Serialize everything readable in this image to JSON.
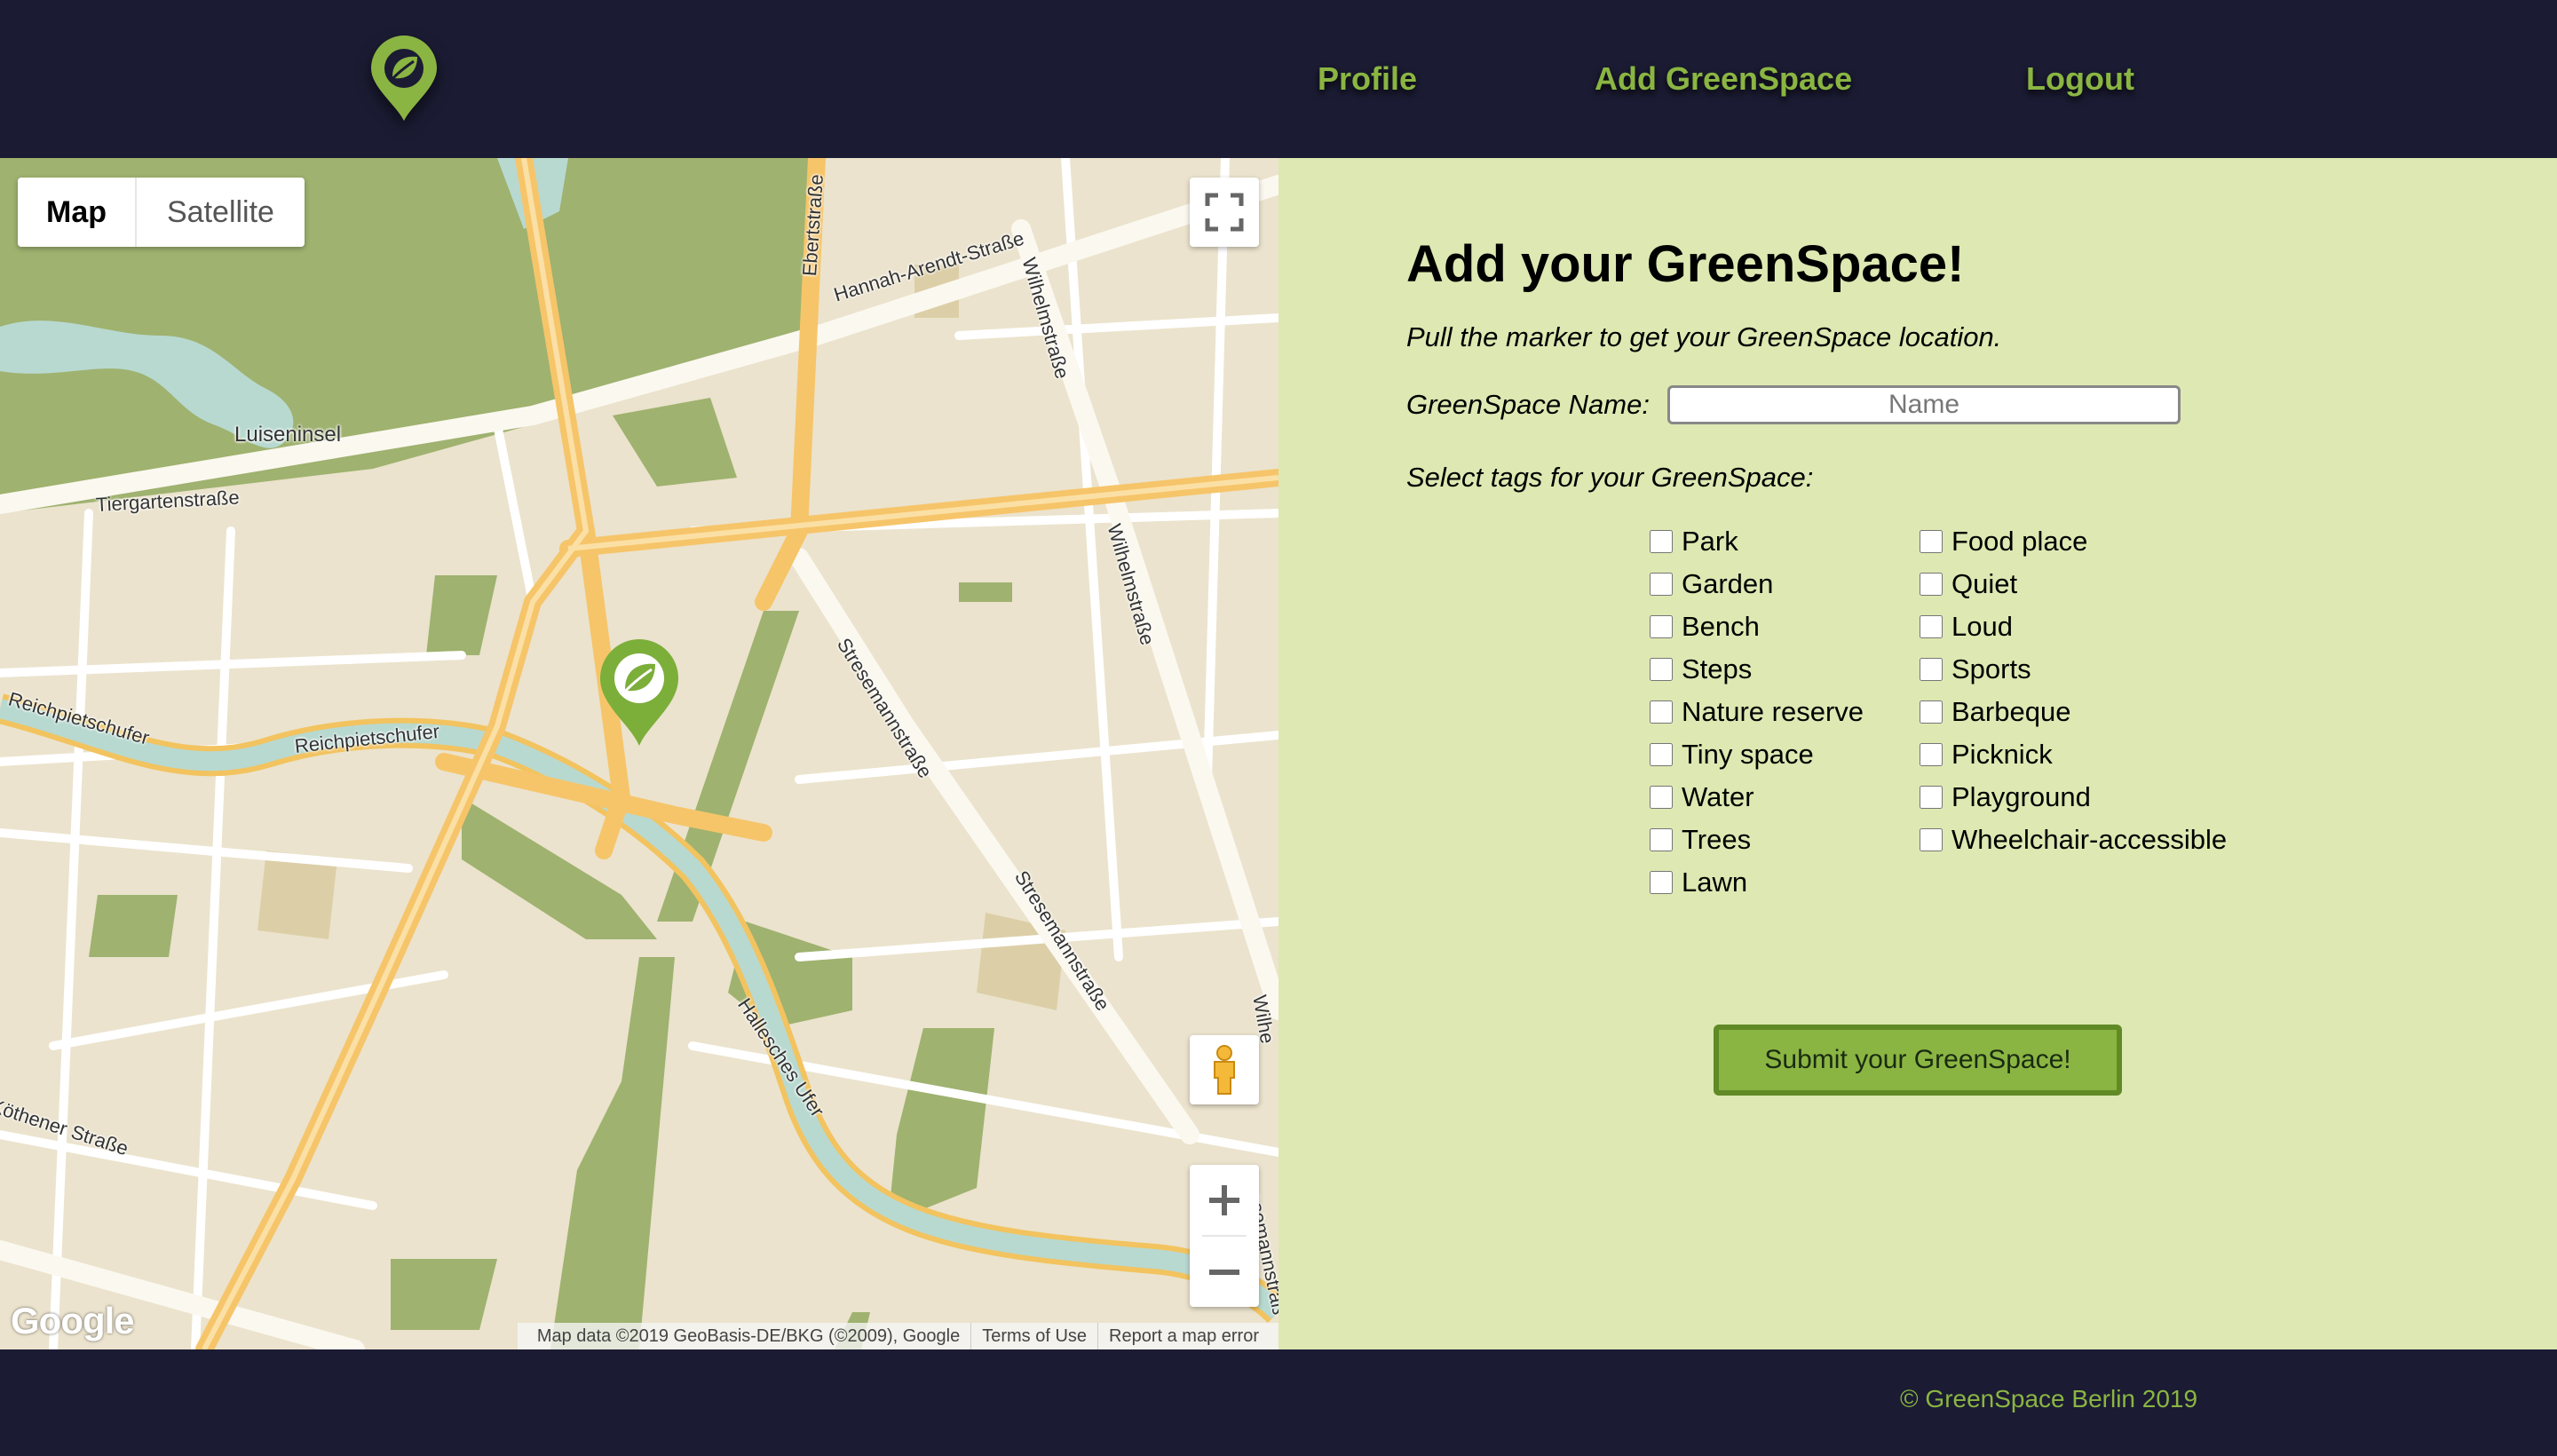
{
  "header": {
    "logo_alt": "GreenSpace logo",
    "nav": [
      {
        "label": "Profile"
      },
      {
        "label": "Add GreenSpace"
      },
      {
        "label": "Logout"
      }
    ]
  },
  "map": {
    "type_buttons": {
      "map": "Map",
      "satellite": "Satellite"
    },
    "attribution": {
      "data": "Map data ©2019 GeoBasis-DE/BKG (©2009), Google",
      "terms": "Terms of Use",
      "report": "Report a map error"
    },
    "google_logo": "Google",
    "street_labels": [
      "Luiseninsel",
      "Tiergartenstraße",
      "Ebertstraße",
      "Hannah-Arendt-Straße",
      "Wilhelmstraße",
      "Wilhelmstraße",
      "Stresemannstraße",
      "Stresemannstraße",
      "Reichpietschufer",
      "Reichpietschufer",
      "Hallesches Ufer",
      "Köthener Straße",
      "Wilhe",
      "asemannstraß"
    ]
  },
  "form": {
    "title": "Add your GreenSpace!",
    "instructions": "Pull the marker to get your GreenSpace location.",
    "name_label": "GreenSpace Name:",
    "name_placeholder": "Name",
    "name_value": "",
    "tags_label": "Select tags for your GreenSpace:",
    "tags_left": [
      "Park",
      "Garden",
      "Bench",
      "Steps",
      "Nature reserve",
      "Tiny space",
      "Water",
      "Trees",
      "Lawn"
    ],
    "tags_right": [
      "Food place",
      "Quiet",
      "Loud",
      "Sports",
      "Barbeque",
      "Picknick",
      "Playground",
      "Wheelchair-accessible"
    ],
    "submit_label": "Submit your GreenSpace!"
  },
  "footer": {
    "copyright": "© GreenSpace Berlin 2019"
  },
  "colors": {
    "header_bg": "#1b1b33",
    "accent_green": "#8ab542",
    "panel_bg": "#dee8b2",
    "submit_border": "#5f8a25",
    "map_land": "#ebe3cd",
    "map_park": "#9fb26f",
    "map_road_major": "#f6c56a",
    "map_water": "#b8d9d0"
  },
  "icons": [
    "leaf-pin-icon",
    "fullscreen-icon",
    "pegman-icon",
    "zoom-in-icon",
    "zoom-out-icon"
  ]
}
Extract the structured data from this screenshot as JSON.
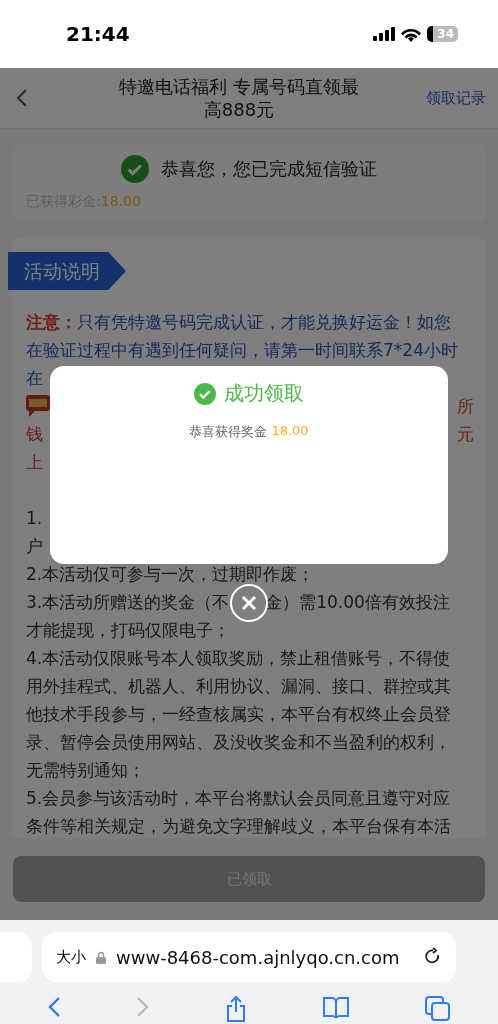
{
  "status_bar": {
    "time": "21:44",
    "battery": "34"
  },
  "nav": {
    "title": "特邀电话福利 专属号码直领最高888元",
    "link": "领取记录"
  },
  "verify_card": {
    "message": "恭喜您，您已完成短信验证",
    "earned_label": "已获得彩金:",
    "earned_value": "18.00"
  },
  "section_label": "活动说明",
  "notice": {
    "label": "注意：",
    "text": "只有凭特邀号码完成认证，才能兑换好运金！如您在验证过程中有遇到任何疑问，请第一时间联系7*24小时在"
  },
  "covered_lines": [
    {
      "kind": "badge",
      "right": "所"
    },
    {
      "kind": "text",
      "left": "钱",
      "right": "元"
    },
    {
      "kind": "text",
      "left": "上"
    }
  ],
  "rule_fragments": [
    "1.",
    "户"
  ],
  "rules": [
    "2.本活动仅可参与一次，过期即作废；",
    {
      "kind": "split",
      "left": "3.本活动所赠送的奖金（不",
      "right": "金）需10.00倍有效投注"
    },
    "才能提现，打码仅限电子；",
    "4.本活动仅限账号本人领取奖励，禁止租借账号，不得使用外挂程式、机器人、利用协议、漏洞、接口、群控或其他技术手段参与，一经查核属实，本平台有权终止会员登录、暂停会员使用网站、及没收奖金和不当盈利的权利，无需特别通知；",
    "5.会员参与该活动时，本平台将默认会员同意且遵守对应条件等相关规定，为避免文字理解歧义，本平台保有本活"
  ],
  "claim_button": {
    "label": "已领取",
    "disabled": true
  },
  "modal": {
    "title": "成功领取",
    "message": "恭喜获得奖金",
    "amount": "18.00"
  },
  "browser": {
    "text_size": "大小",
    "url": "www-8468-com.ajnlyqo.cn.com"
  }
}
◇ ◇ ◇
**Aim of the task**
Using the entries above, tally how many lines have the word "your" in them; write the number and nothing more.

**Complete response**
4